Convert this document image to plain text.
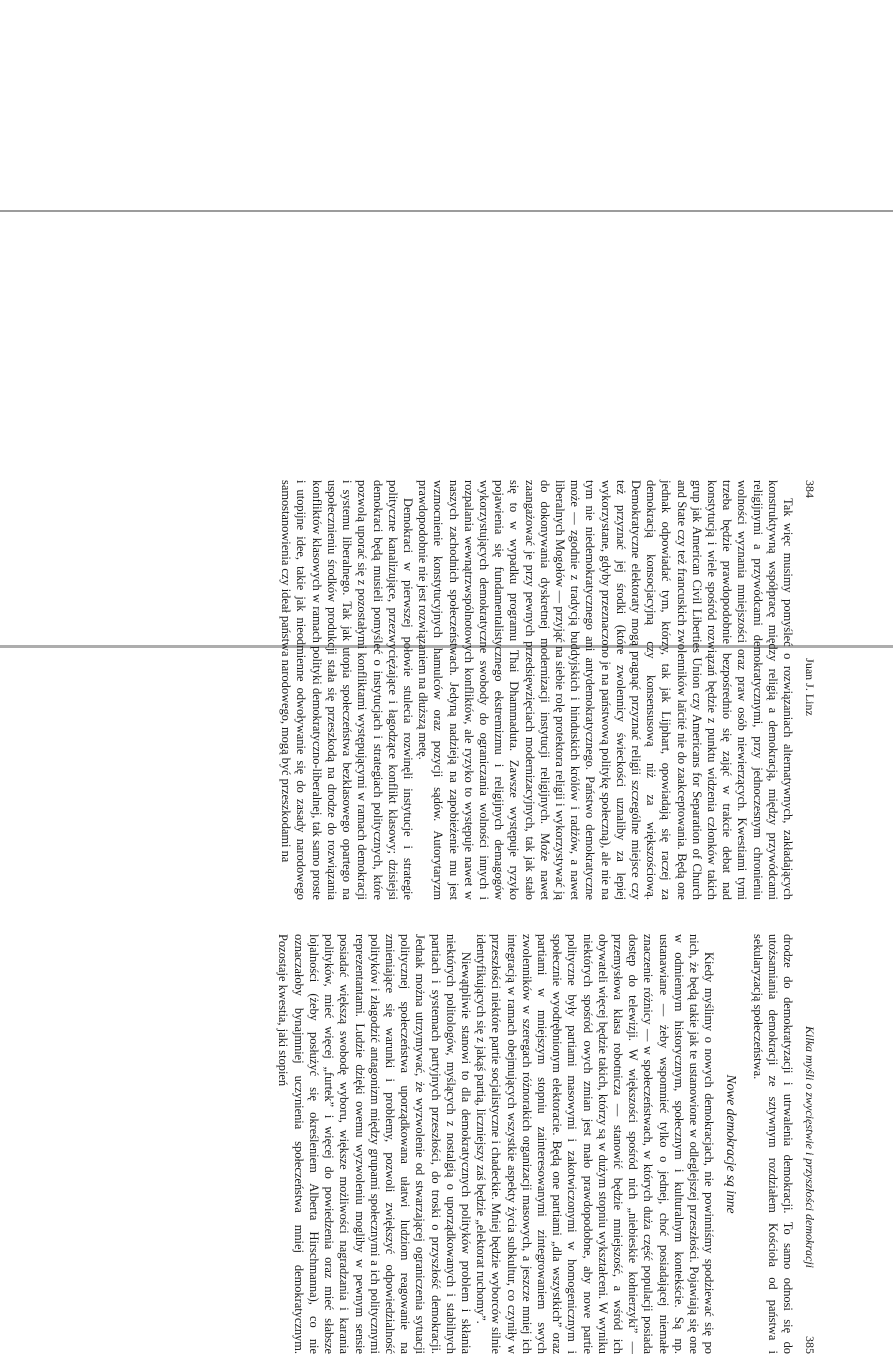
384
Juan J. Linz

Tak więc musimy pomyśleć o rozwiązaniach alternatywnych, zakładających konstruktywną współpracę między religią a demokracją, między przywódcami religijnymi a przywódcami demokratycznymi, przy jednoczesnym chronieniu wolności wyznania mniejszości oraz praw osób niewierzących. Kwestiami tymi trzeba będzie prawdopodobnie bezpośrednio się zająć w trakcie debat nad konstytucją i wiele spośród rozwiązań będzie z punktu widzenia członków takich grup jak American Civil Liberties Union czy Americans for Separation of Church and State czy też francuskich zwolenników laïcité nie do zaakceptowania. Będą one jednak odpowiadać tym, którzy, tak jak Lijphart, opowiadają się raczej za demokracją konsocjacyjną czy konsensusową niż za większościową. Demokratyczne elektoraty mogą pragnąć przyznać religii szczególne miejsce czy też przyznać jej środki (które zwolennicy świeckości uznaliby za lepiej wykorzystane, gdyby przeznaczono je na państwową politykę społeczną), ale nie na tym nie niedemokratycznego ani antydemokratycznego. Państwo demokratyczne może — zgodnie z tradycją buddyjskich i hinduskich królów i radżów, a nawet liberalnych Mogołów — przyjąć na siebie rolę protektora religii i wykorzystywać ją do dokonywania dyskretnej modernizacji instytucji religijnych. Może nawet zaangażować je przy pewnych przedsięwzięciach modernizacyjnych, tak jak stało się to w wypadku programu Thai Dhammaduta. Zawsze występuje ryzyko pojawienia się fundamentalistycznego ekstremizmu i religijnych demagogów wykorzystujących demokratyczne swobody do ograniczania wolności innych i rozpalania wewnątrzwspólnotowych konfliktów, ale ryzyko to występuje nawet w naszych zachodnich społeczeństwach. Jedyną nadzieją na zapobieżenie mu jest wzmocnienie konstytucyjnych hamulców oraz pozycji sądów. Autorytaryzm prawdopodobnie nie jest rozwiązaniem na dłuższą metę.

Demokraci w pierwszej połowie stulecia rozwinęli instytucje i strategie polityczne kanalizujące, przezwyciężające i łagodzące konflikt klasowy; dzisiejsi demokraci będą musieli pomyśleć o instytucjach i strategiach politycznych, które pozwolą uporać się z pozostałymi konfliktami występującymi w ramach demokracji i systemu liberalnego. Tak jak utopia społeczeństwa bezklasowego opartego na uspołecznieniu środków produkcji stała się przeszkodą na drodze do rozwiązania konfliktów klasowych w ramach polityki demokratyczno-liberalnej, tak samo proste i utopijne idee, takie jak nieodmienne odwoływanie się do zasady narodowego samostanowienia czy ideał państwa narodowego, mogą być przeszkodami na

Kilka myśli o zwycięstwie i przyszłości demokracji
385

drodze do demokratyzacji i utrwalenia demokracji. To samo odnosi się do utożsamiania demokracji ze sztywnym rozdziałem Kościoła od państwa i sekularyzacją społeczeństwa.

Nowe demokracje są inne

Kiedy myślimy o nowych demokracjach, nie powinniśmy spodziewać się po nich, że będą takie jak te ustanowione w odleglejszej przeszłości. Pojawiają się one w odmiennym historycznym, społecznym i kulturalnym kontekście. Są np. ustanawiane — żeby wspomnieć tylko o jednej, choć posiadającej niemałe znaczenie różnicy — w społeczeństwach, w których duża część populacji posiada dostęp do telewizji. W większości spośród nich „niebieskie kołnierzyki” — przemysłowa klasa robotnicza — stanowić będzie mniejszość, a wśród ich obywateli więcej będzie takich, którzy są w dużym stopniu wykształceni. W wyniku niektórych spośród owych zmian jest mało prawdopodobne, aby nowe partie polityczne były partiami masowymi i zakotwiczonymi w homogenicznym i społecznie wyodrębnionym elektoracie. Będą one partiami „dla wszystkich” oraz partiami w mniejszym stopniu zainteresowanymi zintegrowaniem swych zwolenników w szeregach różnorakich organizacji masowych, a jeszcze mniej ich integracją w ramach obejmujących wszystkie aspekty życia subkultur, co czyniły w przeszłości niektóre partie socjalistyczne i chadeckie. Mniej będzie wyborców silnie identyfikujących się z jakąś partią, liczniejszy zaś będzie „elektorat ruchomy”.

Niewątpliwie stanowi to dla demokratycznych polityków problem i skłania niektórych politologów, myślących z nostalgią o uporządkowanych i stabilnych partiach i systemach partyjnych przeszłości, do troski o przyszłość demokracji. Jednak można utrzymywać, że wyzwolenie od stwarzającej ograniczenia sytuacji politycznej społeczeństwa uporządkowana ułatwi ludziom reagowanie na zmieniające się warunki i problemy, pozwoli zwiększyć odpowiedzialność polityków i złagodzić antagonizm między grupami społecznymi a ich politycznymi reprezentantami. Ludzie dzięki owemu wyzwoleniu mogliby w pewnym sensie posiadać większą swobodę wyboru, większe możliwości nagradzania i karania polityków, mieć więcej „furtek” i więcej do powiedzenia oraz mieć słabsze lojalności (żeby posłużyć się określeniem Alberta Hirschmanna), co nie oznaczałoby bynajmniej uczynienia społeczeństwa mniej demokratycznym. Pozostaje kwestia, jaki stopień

────────

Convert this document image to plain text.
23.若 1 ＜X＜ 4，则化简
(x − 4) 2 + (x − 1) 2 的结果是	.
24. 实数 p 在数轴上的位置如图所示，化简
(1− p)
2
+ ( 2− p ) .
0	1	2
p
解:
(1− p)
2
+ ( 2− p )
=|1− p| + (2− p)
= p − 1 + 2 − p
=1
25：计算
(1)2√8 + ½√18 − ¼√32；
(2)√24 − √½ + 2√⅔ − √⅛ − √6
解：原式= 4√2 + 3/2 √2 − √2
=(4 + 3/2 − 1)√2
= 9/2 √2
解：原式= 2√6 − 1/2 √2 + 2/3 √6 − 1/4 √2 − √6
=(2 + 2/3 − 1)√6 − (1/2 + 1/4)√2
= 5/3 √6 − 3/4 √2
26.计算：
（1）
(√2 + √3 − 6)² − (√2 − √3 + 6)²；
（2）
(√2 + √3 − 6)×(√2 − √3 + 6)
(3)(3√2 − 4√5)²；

────────

_To be done:_
Look above for every line with the word "państwa" and copy it.

_Written solution:_
Demokraci w pierwszej połowie stulecia rozwinęli instytucje i strategie polityczne kanalizujące, przezwyciężające i łagodzące konflikt klasowy; dzisiejsi demokraci będą musieli pomyśleć o instytucjach i strategiach politycznych, które pozwolą uporać się z pozostałymi konfliktami występującymi w ramach demokracji i systemu liberalnego. Tak jak utopia społeczeństwa bezklasowego opartego na uspołecznieniu środków produkcji stała się przeszkodą na drodze do rozwiązania konfliktów klasowych w ramach polityki demokratyczno-liberalnej, tak samo proste i utopijne idee, takie jak nieodmienne odwoływanie się do zasady narodowego samostanowienia czy ideał państwa narodowego, mogą być przeszkodami na
drodze do demokratyzacji i utrwalenia demokracji. To samo odnosi się do utożsamiania demokracji ze sztywnym rozdziałem Kościoła od państwa i sekularyzacją społeczeństwa.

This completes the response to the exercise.